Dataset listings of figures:
.....

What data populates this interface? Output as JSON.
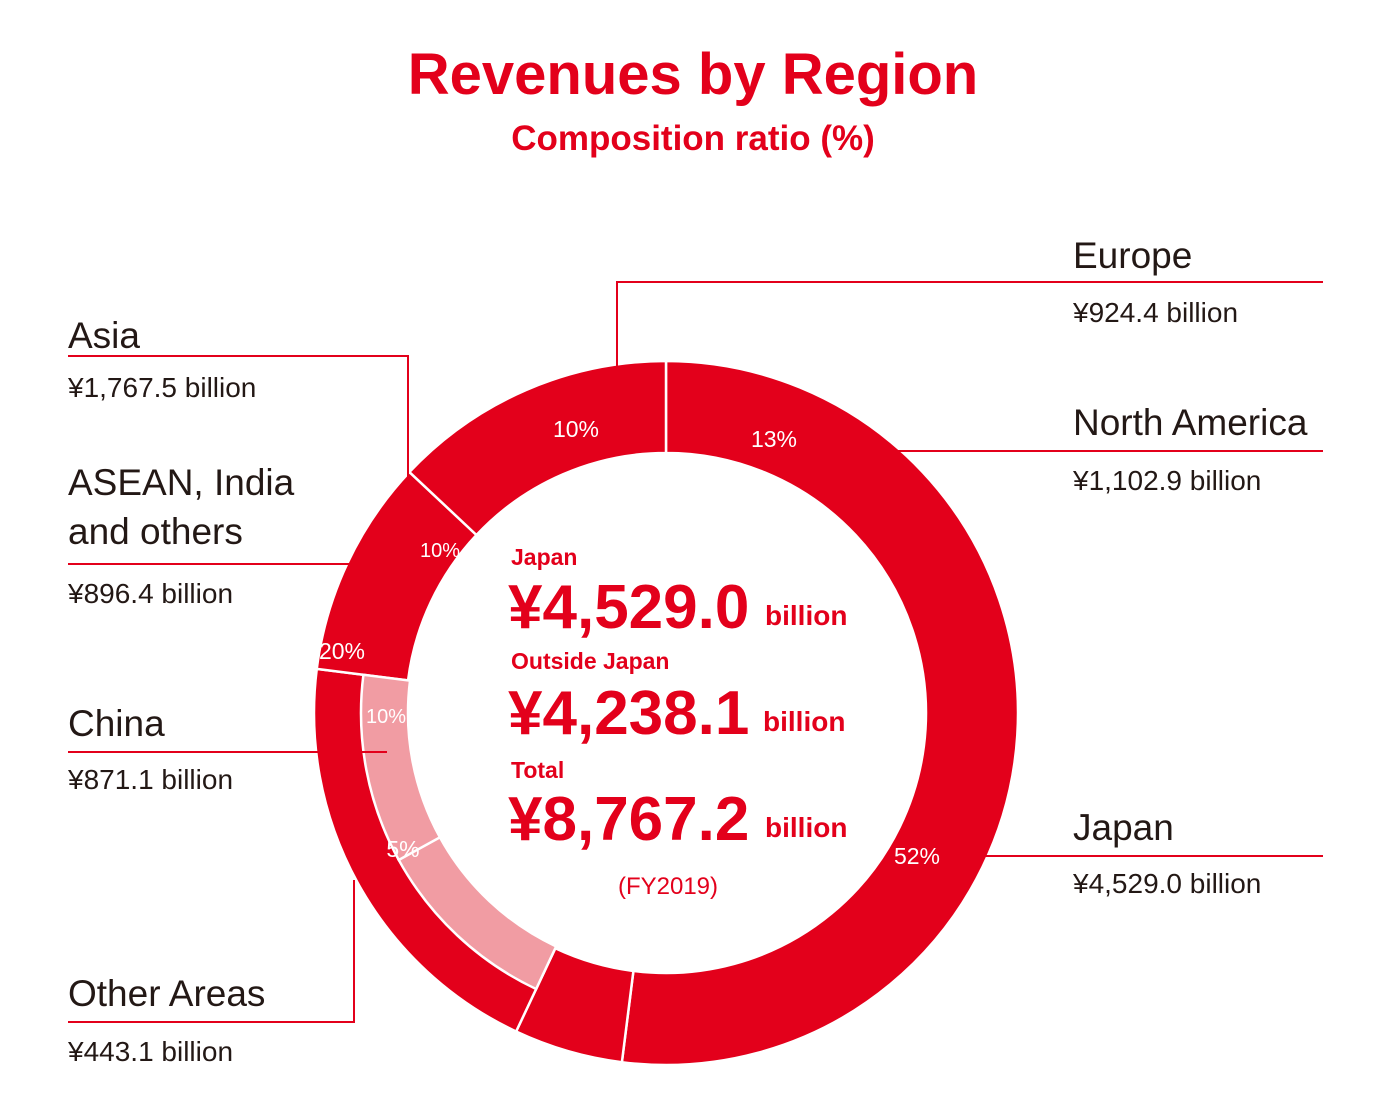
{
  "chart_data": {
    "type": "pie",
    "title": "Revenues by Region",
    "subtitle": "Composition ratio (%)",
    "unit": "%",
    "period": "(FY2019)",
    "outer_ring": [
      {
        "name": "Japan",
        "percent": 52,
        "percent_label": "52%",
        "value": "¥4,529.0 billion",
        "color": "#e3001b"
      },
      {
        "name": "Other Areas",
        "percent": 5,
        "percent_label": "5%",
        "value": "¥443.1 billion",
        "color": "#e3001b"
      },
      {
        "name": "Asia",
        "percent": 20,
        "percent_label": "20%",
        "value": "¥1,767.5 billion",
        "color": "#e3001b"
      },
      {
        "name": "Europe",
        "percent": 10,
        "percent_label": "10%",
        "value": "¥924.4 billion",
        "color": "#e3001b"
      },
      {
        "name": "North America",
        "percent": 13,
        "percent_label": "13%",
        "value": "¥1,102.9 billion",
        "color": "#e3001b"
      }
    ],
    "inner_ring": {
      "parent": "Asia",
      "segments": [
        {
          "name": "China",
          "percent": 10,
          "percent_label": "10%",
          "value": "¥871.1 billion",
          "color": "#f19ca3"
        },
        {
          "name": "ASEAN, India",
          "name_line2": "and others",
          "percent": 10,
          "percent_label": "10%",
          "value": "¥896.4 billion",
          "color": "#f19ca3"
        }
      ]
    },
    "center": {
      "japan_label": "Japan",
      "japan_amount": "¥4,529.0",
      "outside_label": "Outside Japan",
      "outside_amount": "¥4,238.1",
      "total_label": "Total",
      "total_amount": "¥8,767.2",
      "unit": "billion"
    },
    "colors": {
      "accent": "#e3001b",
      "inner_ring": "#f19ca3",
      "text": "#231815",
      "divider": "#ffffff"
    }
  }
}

.....

Output the entries above exactly. Drop the pictures.

▶ **Solution to this exercise**:
What data populates this interface? Output as JSON.
{
  "chart_data": {
    "type": "pie",
    "title": "Revenues by Region",
    "subtitle": "Composition ratio (%)",
    "unit": "%",
    "period": "(FY2019)",
    "outer_ring": [
      {
        "name": "Japan",
        "percent": 52,
        "percent_label": "52%",
        "value": "¥4,529.0 billion",
        "color": "#e3001b"
      },
      {
        "name": "Other Areas",
        "percent": 5,
        "percent_label": "5%",
        "value": "¥443.1 billion",
        "color": "#e3001b"
      },
      {
        "name": "Asia",
        "percent": 20,
        "percent_label": "20%",
        "value": "¥1,767.5 billion",
        "color": "#e3001b"
      },
      {
        "name": "Europe",
        "percent": 10,
        "percent_label": "10%",
        "value": "¥924.4 billion",
        "color": "#e3001b"
      },
      {
        "name": "North America",
        "percent": 13,
        "percent_label": "13%",
        "value": "¥1,102.9 billion",
        "color": "#e3001b"
      }
    ],
    "inner_ring": {
      "parent": "Asia",
      "segments": [
        {
          "name": "China",
          "percent": 10,
          "percent_label": "10%",
          "value": "¥871.1 billion",
          "color": "#f19ca3"
        },
        {
          "name": "ASEAN, India",
          "name_line2": "and others",
          "percent": 10,
          "percent_label": "10%",
          "value": "¥896.4 billion",
          "color": "#f19ca3"
        }
      ]
    },
    "center": {
      "japan_label": "Japan",
      "japan_amount": "¥4,529.0",
      "outside_label": "Outside Japan",
      "outside_amount": "¥4,238.1",
      "total_label": "Total",
      "total_amount": "¥8,767.2",
      "unit": "billion"
    },
    "colors": {
      "accent": "#e3001b",
      "inner_ring": "#f19ca3",
      "text": "#231815",
      "divider": "#ffffff"
    }
  }
}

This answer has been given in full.